- _Written task_
Provide the number of lines containing the word "text", and nothing else.

Excerpts from a figure dataset

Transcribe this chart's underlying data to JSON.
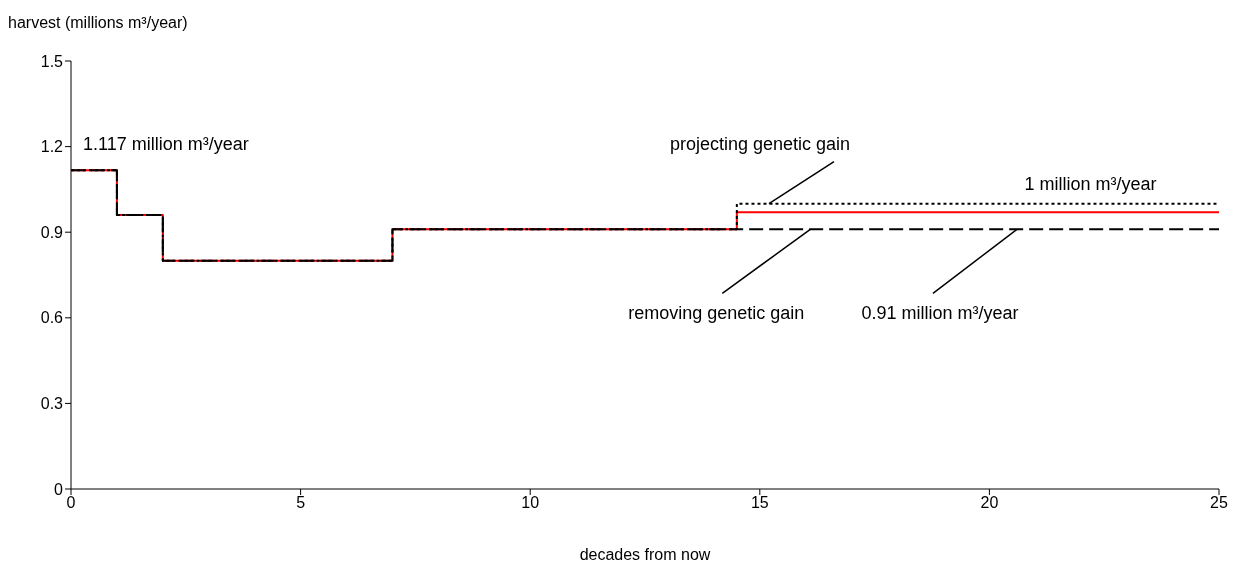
{
  "chart_data": {
    "type": "step",
    "xlabel": "decades from now",
    "ylabel": "harvest (millions m³/year)",
    "x": [
      0,
      1,
      2,
      7,
      14.5,
      25
    ],
    "series": [
      {
        "color": "#ff0000",
        "line_style": "solid",
        "values": [
          1.117,
          0.96,
          0.8,
          0.91,
          0.97,
          0.97
        ]
      },
      {
        "color": "#000000",
        "line_style": "dotted",
        "values": [
          1.117,
          0.96,
          0.8,
          0.91,
          1.0,
          1.0
        ]
      },
      {
        "color": "#000000",
        "line_style": "dashed",
        "values": [
          1.117,
          0.96,
          0.8,
          0.91,
          0.91,
          0.91
        ]
      }
    ],
    "xlim": [
      0,
      25
    ],
    "xticks": [
      0,
      5,
      10,
      15,
      20,
      25
    ],
    "ylim": [
      0,
      1.5
    ],
    "yticks": [
      0,
      0.3,
      0.6,
      0.9,
      1.2,
      1.5
    ],
    "grid": false,
    "legend": false,
    "marker": "none",
    "annotations": [
      {
        "text": "1.117 million m³/year",
        "x": 0,
        "y": 1.117
      },
      {
        "text": "projecting genetic gain",
        "x": 15.2,
        "y": 1.0
      },
      {
        "text": "1 million m³/year",
        "x": 22.2,
        "y": 1.0
      },
      {
        "text": "removing genetic gain",
        "x": 16.1,
        "y": 0.91
      },
      {
        "text": "0.91 million m³/year",
        "x": 20.6,
        "y": 0.91
      }
    ]
  }
}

- _Result of the exercise_
5